GIVEN REQUEST:
Check every line of the entries that follow, and copy the ones containing "women".

Excerpts from a figure dataset
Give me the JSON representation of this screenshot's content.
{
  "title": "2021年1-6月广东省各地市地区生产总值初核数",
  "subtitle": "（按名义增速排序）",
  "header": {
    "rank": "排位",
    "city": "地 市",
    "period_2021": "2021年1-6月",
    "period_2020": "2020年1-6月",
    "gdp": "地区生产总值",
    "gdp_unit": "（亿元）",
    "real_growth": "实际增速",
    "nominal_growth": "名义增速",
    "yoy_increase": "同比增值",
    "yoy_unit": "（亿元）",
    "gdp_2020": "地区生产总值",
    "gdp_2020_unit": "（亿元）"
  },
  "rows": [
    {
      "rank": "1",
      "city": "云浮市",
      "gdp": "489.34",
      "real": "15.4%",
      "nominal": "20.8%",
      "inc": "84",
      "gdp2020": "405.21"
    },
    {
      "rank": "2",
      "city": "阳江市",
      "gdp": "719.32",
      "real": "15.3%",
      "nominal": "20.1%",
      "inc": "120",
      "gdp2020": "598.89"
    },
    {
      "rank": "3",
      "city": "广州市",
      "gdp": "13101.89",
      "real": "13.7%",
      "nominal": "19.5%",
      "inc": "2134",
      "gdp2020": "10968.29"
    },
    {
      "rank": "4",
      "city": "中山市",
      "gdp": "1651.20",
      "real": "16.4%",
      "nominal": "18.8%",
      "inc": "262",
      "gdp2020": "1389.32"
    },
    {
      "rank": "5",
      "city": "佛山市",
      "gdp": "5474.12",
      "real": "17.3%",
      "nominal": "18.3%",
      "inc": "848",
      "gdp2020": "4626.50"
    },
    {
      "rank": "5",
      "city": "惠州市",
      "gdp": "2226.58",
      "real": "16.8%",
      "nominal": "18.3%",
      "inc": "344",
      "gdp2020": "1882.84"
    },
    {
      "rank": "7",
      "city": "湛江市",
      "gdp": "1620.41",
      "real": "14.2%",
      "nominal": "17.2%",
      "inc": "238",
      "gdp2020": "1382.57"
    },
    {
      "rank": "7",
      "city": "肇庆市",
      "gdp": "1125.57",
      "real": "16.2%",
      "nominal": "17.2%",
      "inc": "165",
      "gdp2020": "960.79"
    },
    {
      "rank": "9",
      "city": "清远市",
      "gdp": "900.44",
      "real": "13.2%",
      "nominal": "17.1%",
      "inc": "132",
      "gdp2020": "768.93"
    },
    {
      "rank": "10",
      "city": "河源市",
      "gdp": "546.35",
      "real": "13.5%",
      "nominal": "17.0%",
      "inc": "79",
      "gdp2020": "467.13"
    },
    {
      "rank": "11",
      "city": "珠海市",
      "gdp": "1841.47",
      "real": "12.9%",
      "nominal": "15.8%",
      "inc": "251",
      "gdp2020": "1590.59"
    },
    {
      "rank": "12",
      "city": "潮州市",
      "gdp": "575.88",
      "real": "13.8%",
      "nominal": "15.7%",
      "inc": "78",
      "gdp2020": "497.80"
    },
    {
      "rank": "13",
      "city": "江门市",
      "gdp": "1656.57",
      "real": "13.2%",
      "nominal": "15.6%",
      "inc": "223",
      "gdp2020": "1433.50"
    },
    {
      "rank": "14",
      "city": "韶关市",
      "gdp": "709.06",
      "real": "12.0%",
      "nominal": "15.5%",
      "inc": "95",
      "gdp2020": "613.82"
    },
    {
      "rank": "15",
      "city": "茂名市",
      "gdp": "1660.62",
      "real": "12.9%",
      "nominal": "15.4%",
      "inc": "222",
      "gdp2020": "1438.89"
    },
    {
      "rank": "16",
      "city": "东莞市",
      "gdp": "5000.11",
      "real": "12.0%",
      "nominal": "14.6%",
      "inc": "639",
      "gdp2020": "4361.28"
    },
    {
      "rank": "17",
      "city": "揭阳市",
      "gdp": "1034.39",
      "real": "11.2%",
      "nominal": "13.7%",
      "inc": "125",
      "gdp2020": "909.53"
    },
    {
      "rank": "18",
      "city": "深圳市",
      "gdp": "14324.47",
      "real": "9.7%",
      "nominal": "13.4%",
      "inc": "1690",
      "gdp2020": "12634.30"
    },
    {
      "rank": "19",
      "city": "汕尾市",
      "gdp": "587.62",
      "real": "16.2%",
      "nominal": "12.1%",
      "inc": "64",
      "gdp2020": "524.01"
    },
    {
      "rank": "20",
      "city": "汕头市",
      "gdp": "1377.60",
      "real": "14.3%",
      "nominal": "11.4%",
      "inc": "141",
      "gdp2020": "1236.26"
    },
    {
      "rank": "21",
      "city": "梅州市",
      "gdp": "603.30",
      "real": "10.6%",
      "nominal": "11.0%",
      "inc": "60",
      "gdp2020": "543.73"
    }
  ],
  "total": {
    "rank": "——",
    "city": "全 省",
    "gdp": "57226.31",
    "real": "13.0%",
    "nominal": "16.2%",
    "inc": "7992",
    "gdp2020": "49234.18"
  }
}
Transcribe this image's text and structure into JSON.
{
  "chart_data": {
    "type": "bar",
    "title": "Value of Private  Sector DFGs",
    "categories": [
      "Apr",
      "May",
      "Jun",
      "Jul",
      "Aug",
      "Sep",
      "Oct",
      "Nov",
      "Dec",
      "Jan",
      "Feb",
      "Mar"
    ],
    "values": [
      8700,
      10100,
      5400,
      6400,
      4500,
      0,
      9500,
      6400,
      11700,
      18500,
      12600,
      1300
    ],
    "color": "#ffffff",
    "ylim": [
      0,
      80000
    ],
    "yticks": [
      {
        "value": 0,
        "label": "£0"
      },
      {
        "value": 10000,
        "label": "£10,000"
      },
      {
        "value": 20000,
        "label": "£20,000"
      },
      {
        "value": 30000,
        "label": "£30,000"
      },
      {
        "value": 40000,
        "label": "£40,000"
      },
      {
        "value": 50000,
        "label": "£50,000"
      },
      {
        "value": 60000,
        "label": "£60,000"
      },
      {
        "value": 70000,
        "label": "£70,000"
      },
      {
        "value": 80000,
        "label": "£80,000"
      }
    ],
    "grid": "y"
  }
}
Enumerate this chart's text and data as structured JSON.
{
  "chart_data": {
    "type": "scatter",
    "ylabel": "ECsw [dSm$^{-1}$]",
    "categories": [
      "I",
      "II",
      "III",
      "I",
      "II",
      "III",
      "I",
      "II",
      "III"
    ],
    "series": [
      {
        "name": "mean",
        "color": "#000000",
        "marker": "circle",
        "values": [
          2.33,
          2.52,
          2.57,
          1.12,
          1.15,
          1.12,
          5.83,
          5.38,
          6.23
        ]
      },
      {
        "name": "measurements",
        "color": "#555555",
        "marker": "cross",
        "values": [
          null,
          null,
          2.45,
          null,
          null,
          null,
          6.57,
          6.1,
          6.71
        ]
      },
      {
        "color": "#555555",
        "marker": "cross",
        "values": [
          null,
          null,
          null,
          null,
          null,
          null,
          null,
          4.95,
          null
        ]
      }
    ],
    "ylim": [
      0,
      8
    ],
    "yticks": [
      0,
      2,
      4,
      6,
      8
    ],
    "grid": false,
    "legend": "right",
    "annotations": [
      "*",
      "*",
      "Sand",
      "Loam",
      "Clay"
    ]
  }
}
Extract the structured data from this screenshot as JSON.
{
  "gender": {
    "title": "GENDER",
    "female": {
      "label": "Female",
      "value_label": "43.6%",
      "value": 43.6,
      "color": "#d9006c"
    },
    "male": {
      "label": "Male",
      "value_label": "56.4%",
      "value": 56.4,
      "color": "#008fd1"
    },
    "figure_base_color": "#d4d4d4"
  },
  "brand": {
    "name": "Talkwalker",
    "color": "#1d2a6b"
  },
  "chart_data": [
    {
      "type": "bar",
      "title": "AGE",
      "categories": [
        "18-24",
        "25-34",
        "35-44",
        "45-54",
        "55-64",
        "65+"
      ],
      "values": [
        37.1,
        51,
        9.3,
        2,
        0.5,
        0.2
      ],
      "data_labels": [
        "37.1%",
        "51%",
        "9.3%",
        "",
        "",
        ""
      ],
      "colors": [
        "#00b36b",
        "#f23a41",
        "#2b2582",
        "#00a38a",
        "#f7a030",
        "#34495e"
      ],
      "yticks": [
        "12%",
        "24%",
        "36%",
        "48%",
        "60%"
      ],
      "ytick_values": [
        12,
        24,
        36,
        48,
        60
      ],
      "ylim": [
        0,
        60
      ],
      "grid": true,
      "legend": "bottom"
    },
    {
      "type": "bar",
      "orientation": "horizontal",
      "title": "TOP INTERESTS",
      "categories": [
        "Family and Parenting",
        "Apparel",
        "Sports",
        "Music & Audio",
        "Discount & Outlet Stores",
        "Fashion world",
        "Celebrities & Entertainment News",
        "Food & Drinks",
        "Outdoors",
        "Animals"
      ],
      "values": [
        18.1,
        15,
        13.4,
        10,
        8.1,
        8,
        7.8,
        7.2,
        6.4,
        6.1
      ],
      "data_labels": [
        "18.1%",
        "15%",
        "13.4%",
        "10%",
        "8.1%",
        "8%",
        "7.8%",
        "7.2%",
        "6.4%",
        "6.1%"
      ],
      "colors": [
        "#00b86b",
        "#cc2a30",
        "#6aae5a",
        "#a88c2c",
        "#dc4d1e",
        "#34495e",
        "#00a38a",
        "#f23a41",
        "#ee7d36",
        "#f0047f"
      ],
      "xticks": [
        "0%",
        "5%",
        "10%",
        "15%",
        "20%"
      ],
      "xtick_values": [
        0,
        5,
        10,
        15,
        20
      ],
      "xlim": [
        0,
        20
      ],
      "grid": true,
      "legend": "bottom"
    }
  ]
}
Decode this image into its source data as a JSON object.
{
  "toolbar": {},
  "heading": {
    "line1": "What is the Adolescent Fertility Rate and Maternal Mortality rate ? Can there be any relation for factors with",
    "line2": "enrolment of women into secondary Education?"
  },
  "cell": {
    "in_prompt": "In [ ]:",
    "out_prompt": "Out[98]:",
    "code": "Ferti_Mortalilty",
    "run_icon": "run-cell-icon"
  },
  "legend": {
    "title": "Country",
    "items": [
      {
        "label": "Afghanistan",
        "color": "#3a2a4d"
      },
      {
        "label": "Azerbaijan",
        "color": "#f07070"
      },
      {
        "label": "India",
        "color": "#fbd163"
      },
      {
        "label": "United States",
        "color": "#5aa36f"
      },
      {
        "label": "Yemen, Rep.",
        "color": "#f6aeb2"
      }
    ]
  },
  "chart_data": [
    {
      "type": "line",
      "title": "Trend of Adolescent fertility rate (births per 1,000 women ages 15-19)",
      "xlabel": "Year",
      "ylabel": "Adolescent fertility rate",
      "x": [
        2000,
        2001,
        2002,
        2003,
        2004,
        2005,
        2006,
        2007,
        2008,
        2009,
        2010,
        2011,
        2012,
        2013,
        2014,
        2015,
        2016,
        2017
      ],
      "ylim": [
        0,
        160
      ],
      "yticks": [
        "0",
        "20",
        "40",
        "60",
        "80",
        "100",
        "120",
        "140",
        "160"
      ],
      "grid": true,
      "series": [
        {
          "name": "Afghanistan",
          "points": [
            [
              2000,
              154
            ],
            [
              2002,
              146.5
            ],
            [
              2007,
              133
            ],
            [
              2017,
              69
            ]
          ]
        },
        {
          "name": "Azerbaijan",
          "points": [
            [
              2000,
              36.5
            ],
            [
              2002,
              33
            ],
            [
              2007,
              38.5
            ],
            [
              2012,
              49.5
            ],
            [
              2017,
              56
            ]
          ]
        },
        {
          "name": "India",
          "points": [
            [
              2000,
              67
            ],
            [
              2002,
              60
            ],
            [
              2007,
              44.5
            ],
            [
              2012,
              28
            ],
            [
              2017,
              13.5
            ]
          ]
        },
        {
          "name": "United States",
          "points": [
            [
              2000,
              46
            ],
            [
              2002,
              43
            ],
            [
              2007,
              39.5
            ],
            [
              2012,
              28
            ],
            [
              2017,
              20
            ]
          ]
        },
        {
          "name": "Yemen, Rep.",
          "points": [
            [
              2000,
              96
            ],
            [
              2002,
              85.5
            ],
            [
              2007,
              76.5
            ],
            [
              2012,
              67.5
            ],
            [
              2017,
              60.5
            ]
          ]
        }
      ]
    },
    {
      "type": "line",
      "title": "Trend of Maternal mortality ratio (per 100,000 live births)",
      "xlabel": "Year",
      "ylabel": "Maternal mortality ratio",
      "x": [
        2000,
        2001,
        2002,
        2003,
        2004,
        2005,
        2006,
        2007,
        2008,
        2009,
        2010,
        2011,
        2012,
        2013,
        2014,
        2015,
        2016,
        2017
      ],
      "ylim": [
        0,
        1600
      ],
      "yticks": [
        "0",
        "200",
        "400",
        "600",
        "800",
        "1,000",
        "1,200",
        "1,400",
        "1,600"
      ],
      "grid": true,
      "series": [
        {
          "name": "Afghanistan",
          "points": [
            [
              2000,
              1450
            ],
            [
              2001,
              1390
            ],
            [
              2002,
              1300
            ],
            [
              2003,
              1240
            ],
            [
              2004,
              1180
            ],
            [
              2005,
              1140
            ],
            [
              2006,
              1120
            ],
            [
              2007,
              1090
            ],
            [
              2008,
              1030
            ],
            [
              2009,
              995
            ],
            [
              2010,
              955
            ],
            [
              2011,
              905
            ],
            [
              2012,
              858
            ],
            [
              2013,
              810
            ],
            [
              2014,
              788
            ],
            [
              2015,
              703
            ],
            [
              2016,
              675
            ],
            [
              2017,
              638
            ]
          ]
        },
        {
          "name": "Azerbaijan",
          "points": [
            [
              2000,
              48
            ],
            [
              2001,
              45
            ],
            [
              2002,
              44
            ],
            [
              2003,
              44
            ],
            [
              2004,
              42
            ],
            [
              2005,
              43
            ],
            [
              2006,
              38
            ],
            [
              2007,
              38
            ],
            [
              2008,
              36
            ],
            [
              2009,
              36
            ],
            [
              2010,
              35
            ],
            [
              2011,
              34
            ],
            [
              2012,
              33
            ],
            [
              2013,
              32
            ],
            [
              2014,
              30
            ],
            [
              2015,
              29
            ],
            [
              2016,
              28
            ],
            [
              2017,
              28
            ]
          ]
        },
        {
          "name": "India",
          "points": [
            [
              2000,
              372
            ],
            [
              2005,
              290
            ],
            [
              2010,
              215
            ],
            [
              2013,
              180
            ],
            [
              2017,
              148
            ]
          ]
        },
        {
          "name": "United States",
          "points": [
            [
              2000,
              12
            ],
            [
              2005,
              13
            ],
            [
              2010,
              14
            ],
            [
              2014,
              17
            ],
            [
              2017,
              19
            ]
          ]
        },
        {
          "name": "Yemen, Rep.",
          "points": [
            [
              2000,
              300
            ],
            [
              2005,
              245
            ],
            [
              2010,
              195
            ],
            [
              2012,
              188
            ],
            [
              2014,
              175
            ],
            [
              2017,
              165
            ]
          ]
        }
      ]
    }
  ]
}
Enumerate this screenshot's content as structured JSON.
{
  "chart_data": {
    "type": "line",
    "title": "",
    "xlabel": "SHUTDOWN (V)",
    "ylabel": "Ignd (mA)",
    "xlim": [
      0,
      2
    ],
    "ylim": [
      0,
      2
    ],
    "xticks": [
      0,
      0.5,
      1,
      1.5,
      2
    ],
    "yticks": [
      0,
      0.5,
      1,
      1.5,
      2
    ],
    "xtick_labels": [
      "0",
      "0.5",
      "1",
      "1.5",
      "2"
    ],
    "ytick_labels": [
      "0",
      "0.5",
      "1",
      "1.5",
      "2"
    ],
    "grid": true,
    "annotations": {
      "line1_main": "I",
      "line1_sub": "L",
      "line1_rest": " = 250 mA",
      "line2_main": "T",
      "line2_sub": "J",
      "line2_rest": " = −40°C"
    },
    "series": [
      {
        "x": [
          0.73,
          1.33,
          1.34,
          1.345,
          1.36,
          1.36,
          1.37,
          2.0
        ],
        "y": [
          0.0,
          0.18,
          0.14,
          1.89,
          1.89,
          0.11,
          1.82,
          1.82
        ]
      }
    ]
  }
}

TASK ANSWER:
    "line2": "enrolment of women into secondary Education?"
      "title": "Trend of Adolescent fertility rate (births per 1,000 women ages 15-19)",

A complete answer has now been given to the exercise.